SOURCE RECORDS:
>> Start

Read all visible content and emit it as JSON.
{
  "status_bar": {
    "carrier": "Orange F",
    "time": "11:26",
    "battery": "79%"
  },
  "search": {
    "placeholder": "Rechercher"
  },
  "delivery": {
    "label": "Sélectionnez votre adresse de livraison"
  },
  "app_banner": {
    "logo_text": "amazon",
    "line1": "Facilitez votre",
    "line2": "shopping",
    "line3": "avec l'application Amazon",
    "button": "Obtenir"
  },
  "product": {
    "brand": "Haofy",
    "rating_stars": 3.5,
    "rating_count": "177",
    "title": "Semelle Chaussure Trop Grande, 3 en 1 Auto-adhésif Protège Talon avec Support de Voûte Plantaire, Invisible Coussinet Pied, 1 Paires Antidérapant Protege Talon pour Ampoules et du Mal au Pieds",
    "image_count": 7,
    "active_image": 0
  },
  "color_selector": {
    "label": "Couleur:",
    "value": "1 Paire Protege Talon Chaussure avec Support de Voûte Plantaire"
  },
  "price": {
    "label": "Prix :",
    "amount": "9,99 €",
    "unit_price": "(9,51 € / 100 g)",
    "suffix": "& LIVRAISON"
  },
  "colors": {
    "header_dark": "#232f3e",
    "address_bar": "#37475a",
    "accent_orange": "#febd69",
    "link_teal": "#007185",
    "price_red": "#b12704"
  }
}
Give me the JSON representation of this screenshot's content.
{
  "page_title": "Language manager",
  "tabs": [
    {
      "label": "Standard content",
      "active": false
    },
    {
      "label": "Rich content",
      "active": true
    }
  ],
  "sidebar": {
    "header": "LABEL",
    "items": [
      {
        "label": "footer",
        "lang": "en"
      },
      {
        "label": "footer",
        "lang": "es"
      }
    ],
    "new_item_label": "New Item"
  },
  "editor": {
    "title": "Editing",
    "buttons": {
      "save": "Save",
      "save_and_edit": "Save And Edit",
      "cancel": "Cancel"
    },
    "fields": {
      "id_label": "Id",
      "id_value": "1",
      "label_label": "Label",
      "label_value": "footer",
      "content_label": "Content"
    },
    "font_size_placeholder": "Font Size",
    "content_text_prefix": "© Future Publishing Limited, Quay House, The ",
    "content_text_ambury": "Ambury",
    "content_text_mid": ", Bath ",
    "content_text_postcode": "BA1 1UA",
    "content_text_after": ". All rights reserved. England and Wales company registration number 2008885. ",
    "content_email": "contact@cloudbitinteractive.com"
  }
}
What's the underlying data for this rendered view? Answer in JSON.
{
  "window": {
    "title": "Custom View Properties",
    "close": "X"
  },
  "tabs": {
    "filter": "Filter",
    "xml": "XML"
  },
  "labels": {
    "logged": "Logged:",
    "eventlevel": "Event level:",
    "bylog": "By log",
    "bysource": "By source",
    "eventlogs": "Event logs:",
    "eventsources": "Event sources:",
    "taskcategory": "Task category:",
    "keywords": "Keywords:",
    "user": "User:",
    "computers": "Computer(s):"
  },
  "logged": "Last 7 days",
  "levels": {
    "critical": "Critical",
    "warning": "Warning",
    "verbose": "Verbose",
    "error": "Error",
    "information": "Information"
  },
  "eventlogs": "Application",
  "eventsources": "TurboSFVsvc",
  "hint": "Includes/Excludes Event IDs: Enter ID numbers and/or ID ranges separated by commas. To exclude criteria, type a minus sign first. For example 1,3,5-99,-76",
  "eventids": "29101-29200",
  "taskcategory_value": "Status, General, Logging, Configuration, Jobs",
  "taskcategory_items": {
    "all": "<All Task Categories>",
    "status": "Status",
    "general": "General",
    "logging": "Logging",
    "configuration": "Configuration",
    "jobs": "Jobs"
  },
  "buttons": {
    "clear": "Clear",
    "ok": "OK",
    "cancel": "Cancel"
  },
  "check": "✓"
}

>> End

REQUIREMENTS:
Find the lines of the material that hold the word "Jobs" and report their count alone.

SOLUTION TO THE PROBLEM:
2